Directions:
Return each line of the material verbatim.

Records:
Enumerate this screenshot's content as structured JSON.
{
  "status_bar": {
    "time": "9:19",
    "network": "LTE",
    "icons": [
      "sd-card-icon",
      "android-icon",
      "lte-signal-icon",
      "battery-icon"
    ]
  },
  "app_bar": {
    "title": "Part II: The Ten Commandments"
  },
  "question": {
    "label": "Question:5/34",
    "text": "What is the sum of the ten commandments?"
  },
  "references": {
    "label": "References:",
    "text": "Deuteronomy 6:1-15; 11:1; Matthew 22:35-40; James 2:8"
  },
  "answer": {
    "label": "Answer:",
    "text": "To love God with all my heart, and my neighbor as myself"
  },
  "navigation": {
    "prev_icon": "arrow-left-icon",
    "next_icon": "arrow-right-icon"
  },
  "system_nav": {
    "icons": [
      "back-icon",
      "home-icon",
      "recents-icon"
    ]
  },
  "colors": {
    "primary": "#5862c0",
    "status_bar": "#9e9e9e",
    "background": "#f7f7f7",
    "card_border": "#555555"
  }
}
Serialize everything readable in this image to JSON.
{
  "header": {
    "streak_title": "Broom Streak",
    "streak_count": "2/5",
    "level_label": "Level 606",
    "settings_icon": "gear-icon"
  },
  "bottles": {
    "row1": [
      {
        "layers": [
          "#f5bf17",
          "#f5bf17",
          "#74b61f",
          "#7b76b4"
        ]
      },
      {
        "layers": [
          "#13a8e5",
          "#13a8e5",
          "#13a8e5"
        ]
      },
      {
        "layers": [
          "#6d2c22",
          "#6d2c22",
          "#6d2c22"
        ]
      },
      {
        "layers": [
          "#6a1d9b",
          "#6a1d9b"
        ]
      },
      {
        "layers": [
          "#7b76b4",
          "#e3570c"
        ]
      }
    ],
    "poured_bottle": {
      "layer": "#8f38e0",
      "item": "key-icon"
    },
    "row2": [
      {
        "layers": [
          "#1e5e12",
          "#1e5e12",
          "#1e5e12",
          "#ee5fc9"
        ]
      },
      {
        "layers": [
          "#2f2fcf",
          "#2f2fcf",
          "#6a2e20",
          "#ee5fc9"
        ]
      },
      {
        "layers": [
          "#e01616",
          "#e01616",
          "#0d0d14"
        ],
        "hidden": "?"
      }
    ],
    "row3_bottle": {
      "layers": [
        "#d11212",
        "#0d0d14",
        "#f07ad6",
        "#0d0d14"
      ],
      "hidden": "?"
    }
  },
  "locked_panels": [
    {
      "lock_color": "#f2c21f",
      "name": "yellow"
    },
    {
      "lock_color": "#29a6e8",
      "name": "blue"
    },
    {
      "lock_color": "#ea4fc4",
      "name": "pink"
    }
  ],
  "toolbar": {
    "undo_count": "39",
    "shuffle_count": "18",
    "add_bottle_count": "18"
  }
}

Task output:
Enumerate this screenshot's content as structured JSON.
{
  "status_bar": {
    "time": "9:19",
    "network": "LTE",
    "icons": [
      "sd-card-icon",
      "android-icon",
      "lte-signal-icon",
      "battery-icon"
    ]
  },
  "app_bar": {
    "title": "Part II: The Ten Commandments"
  },
  "question": {
    "label": "Question:5/34",
    "text": "What is the sum of the ten commandments?"
  },
  "references": {
    "label": "References:",
    "text": "Deuteronomy 6:1-15; 11:1; Matthew 22:35-40; James 2:8"
  },
  "answer": {
    "label": "Answer:",
    "text": "To love God with all my heart, and my neighbor as myself"
  },
  "navigation": {
    "prev_icon": "arrow-left-icon",
    "next_icon": "arrow-right-icon"
  },
  "system_nav": {
    "icons": [
      "back-icon",
      "home-icon",
      "recents-icon"
    ]
  },
  "colors": {
    "primary": "#5862c0",
    "status_bar": "#9e9e9e",
    "background": "#f7f7f7",
    "card_border": "#555555"
  }
}
Serialize everything readable in this image to JSON.
{
  "header": {
    "streak_title": "Broom Streak",
    "streak_count": "2/5",
    "level_label": "Level 606",
    "settings_icon": "gear-icon"
  },
  "bottles": {
    "row1": [
      {
        "layers": [
          "#f5bf17",
          "#f5bf17",
          "#74b61f",
          "#7b76b4"
        ]
      },
      {
        "layers": [
          "#13a8e5",
          "#13a8e5",
          "#13a8e5"
        ]
      },
      {
        "layers": [
          "#6d2c22",
          "#6d2c22",
          "#6d2c22"
        ]
      },
      {
        "layers": [
          "#6a1d9b",
          "#6a1d9b"
        ]
      },
      {
        "layers": [
          "#7b76b4",
          "#e3570c"
        ]
      }
    ],
    "poured_bottle": {
      "layer": "#8f38e0",
      "item": "key-icon"
    },
    "row2": [
      {
        "layers": [
          "#1e5e12",
          "#1e5e12",
          "#1e5e12",
          "#ee5fc9"
        ]
      },
      {
        "layers": [
          "#2f2fcf",
          "#2f2fcf",
          "#6a2e20",
          "#ee5fc9"
        ]
      },
      {
        "layers": [
          "#e01616",
          "#e01616",
          "#0d0d14"
        ],
        "hidden": "?"
      }
    ],
    "row3_bottle": {
      "layers": [
        "#d11212",
        "#0d0d14",
        "#f07ad6",
        "#0d0d14"
      ],
      "hidden": "?"
    }
  },
  "locked_panels": [
    {
      "lock_color": "#f2c21f",
      "name": "yellow"
    },
    {
      "lock_color": "#29a6e8",
      "name": "blue"
    },
    {
      "lock_color": "#ea4fc4",
      "name": "pink"
    }
  ],
  "toolbar": {
    "undo_count": "39",
    "shuffle_count": "18",
    "add_bottle_count": "18"
  }
}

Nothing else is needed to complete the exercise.